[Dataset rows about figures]
"""
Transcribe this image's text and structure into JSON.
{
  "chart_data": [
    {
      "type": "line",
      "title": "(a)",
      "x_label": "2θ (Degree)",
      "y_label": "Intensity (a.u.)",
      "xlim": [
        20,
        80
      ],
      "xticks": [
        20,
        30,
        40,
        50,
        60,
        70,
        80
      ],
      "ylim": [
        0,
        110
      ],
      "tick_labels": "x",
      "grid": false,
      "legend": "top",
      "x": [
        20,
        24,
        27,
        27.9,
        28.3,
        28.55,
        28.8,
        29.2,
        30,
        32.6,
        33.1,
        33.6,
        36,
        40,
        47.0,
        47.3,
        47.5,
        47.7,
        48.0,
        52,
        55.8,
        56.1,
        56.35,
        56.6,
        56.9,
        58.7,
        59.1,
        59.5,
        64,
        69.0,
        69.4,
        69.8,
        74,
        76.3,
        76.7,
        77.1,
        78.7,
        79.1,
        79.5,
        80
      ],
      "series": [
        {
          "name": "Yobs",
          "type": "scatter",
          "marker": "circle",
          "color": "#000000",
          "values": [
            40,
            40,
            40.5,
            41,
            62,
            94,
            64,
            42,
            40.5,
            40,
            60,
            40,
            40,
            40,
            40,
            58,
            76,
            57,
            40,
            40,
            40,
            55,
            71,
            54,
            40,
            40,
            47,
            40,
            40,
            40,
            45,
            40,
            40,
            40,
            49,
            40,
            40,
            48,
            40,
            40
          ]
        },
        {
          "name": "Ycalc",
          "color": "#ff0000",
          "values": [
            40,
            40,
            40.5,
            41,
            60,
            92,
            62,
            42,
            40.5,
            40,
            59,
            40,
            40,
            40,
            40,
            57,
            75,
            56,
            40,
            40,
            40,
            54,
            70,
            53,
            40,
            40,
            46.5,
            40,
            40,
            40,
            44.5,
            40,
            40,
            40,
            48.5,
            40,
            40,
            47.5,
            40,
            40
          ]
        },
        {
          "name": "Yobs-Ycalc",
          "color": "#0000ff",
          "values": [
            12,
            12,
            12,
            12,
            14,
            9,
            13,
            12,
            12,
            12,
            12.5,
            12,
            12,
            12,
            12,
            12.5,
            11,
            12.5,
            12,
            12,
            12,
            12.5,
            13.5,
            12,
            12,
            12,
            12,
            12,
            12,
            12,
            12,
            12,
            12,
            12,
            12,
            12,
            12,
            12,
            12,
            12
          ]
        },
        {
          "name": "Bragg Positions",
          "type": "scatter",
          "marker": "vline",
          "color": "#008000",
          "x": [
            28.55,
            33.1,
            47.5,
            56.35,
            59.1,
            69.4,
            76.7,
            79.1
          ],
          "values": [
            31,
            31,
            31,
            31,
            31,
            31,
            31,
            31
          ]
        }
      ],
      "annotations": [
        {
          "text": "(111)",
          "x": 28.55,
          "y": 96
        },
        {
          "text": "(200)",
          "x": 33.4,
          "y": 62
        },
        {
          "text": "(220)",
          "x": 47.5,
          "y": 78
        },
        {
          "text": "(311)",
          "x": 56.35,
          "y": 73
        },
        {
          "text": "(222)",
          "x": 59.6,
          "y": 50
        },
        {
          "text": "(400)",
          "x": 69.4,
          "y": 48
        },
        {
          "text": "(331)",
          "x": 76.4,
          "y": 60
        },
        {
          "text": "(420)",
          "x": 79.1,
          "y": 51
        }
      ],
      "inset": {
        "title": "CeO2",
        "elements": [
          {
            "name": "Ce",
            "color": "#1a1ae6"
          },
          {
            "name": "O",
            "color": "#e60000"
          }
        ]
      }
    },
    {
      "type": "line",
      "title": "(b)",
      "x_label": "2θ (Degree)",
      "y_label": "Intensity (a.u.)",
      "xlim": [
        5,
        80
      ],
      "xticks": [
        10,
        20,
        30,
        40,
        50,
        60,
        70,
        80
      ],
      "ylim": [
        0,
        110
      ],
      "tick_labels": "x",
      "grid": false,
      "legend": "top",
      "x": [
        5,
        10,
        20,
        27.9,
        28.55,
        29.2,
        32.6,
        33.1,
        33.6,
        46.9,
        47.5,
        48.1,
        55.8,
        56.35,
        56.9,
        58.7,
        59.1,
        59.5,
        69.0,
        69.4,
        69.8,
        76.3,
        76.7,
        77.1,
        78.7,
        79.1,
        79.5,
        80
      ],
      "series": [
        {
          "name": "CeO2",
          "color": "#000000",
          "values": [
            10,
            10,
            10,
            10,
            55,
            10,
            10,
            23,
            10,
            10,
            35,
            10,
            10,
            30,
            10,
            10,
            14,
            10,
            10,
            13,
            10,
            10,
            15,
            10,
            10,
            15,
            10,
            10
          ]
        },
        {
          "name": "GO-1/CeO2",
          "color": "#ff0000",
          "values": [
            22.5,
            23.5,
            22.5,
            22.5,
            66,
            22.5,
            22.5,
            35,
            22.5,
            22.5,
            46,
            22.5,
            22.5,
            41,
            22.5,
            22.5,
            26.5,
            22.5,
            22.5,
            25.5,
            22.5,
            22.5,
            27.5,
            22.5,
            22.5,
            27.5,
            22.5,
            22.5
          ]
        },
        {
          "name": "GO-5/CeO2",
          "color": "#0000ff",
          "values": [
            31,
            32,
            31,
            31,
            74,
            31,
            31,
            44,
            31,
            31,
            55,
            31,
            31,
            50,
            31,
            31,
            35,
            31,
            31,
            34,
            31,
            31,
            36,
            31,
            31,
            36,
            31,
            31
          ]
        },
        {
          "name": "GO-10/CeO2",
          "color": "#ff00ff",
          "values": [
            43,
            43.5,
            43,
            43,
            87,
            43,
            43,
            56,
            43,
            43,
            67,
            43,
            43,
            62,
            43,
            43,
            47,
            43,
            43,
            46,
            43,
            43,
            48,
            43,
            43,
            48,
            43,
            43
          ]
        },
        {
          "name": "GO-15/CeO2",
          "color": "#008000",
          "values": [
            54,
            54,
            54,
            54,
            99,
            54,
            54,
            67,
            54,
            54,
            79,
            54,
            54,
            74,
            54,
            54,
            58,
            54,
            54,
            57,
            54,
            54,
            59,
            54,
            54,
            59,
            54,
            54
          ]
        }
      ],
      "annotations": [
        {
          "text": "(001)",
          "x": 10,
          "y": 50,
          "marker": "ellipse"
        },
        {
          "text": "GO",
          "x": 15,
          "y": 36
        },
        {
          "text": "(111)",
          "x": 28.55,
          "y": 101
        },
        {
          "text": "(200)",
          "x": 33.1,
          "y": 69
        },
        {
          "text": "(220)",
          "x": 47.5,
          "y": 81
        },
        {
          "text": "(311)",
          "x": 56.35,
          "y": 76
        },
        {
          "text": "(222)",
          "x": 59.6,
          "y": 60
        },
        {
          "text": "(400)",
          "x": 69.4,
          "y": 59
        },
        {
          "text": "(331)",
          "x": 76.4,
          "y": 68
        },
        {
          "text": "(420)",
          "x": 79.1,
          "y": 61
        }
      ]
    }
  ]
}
"""
▶ **Requirement**
Extract the full listing above without altering anything.

▶ **Result of the exercise**
Transcribe this image's text and structure into JSON.
{
  "chart_data": [
    {
      "type": "line",
      "title": "(a)",
      "x_label": "2θ (Degree)",
      "y_label": "Intensity (a.u.)",
      "xlim": [
        20,
        80
      ],
      "xticks": [
        20,
        30,
        40,
        50,
        60,
        70,
        80
      ],
      "ylim": [
        0,
        110
      ],
      "tick_labels": "x",
      "grid": false,
      "legend": "top",
      "x": [
        20,
        24,
        27,
        27.9,
        28.3,
        28.55,
        28.8,
        29.2,
        30,
        32.6,
        33.1,
        33.6,
        36,
        40,
        47.0,
        47.3,
        47.5,
        47.7,
        48.0,
        52,
        55.8,
        56.1,
        56.35,
        56.6,
        56.9,
        58.7,
        59.1,
        59.5,
        64,
        69.0,
        69.4,
        69.8,
        74,
        76.3,
        76.7,
        77.1,
        78.7,
        79.1,
        79.5,
        80
      ],
      "series": [
        {
          "name": "Yobs",
          "type": "scatter",
          "marker": "circle",
          "color": "#000000",
          "values": [
            40,
            40,
            40.5,
            41,
            62,
            94,
            64,
            42,
            40.5,
            40,
            60,
            40,
            40,
            40,
            40,
            58,
            76,
            57,
            40,
            40,
            40,
            55,
            71,
            54,
            40,
            40,
            47,
            40,
            40,
            40,
            45,
            40,
            40,
            40,
            49,
            40,
            40,
            48,
            40,
            40
          ]
        },
        {
          "name": "Ycalc",
          "color": "#ff0000",
          "values": [
            40,
            40,
            40.5,
            41,
            60,
            92,
            62,
            42,
            40.5,
            40,
            59,
            40,
            40,
            40,
            40,
            57,
            75,
            56,
            40,
            40,
            40,
            54,
            70,
            53,
            40,
            40,
            46.5,
            40,
            40,
            40,
            44.5,
            40,
            40,
            40,
            48.5,
            40,
            40,
            47.5,
            40,
            40
          ]
        },
        {
          "name": "Yobs-Ycalc",
          "color": "#0000ff",
          "values": [
            12,
            12,
            12,
            12,
            14,
            9,
            13,
            12,
            12,
            12,
            12.5,
            12,
            12,
            12,
            12,
            12.5,
            11,
            12.5,
            12,
            12,
            12,
            12.5,
            13.5,
            12,
            12,
            12,
            12,
            12,
            12,
            12,
            12,
            12,
            12,
            12,
            12,
            12,
            12,
            12,
            12,
            12
          ]
        },
        {
          "name": "Bragg Positions",
          "type": "scatter",
          "marker": "vline",
          "color": "#008000",
          "x": [
            28.55,
            33.1,
            47.5,
            56.35,
            59.1,
            69.4,
            76.7,
            79.1
          ],
          "values": [
            31,
            31,
            31,
            31,
            31,
            31,
            31,
            31
          ]
        }
      ],
      "annotations": [
        {
          "text": "(111)",
          "x": 28.55,
          "y": 96
        },
        {
          "text": "(200)",
          "x": 33.4,
          "y": 62
        },
        {
          "text": "(220)",
          "x": 47.5,
          "y": 78
        },
        {
          "text": "(311)",
          "x": 56.35,
          "y": 73
        },
        {
          "text": "(222)",
          "x": 59.6,
          "y": 50
        },
        {
          "text": "(400)",
          "x": 69.4,
          "y": 48
        },
        {
          "text": "(331)",
          "x": 76.4,
          "y": 60
        },
        {
          "text": "(420)",
          "x": 79.1,
          "y": 51
        }
      ],
      "inset": {
        "title": "CeO2",
        "elements": [
          {
            "name": "Ce",
            "color": "#1a1ae6"
          },
          {
            "name": "O",
            "color": "#e60000"
          }
        ]
      }
    },
    {
      "type": "line",
      "title": "(b)",
      "x_label": "2θ (Degree)",
      "y_label": "Intensity (a.u.)",
      "xlim": [
        5,
        80
      ],
      "xticks": [
        10,
        20,
        30,
        40,
        50,
        60,
        70,
        80
      ],
      "ylim": [
        0,
        110
      ],
      "tick_labels": "x",
      "grid": false,
      "legend": "top",
      "x": [
        5,
        10,
        20,
        27.9,
        28.55,
        29.2,
        32.6,
        33.1,
        33.6,
        46.9,
        47.5,
        48.1,
        55.8,
        56.35,
        56.9,
        58.7,
        59.1,
        59.5,
        69.0,
        69.4,
        69.8,
        76.3,
        76.7,
        77.1,
        78.7,
        79.1,
        79.5,
        80
      ],
      "series": [
        {
          "name": "CeO2",
          "color": "#000000",
          "values": [
            10,
            10,
            10,
            10,
            55,
            10,
            10,
            23,
            10,
            10,
            35,
            10,
            10,
            30,
            10,
            10,
            14,
            10,
            10,
            13,
            10,
            10,
            15,
            10,
            10,
            15,
            10,
            10
          ]
        },
        {
          "name": "GO-1/CeO2",
          "color": "#ff0000",
          "values": [
            22.5,
            23.5,
            22.5,
            22.5,
            66,
            22.5,
            22.5,
            35,
            22.5,
            22.5,
            46,
            22.5,
            22.5,
            41,
            22.5,
            22.5,
            26.5,
            22.5,
            22.5,
            25.5,
            22.5,
            22.5,
            27.5,
            22.5,
            22.5,
            27.5,
            22.5,
            22.5
          ]
        },
        {
          "name": "GO-5/CeO2",
          "color": "#0000ff",
          "values": [
            31,
            32,
            31,
            31,
            74,
            31,
            31,
            44,
            31,
            31,
            55,
            31,
            31,
            50,
            31,
            31,
            35,
            31,
            31,
            34,
            31,
            31,
            36,
            31,
            31,
            36,
            31,
            31
          ]
        },
        {
          "name": "GO-10/CeO2",
          "color": "#ff00ff",
          "values": [
            43,
            43.5,
            43,
            43,
            87,
            43,
            43,
            56,
            43,
            43,
            67,
            43,
            43,
            62,
            43,
            43,
            47,
            43,
            43,
            46,
            43,
            43,
            48,
            43,
            43,
            48,
            43,
            43
          ]
        },
        {
          "name": "GO-15/CeO2",
          "color": "#008000",
          "values": [
            54,
            54,
            54,
            54,
            99,
            54,
            54,
            67,
            54,
            54,
            79,
            54,
            54,
            74,
            54,
            54,
            58,
            54,
            54,
            57,
            54,
            54,
            59,
            54,
            54,
            59,
            54,
            54
          ]
        }
      ],
      "annotations": [
        {
          "text": "(001)",
          "x": 10,
          "y": 50,
          "marker": "ellipse"
        },
        {
          "text": "GO",
          "x": 15,
          "y": 36
        },
        {
          "text": "(111)",
          "x": 28.55,
          "y": 101
        },
        {
          "text": "(200)",
          "x": 33.1,
          "y": 69
        },
        {
          "text": "(220)",
          "x": 47.5,
          "y": 81
        },
        {
          "text": "(311)",
          "x": 56.35,
          "y": 76
        },
        {
          "text": "(222)",
          "x": 59.6,
          "y": 60
        },
        {
          "text": "(400)",
          "x": 69.4,
          "y": 59
        },
        {
          "text": "(331)",
          "x": 76.4,
          "y": 68
        },
        {
          "text": "(420)",
          "x": 79.1,
          "y": 61
        }
      ]
    }
  ]
}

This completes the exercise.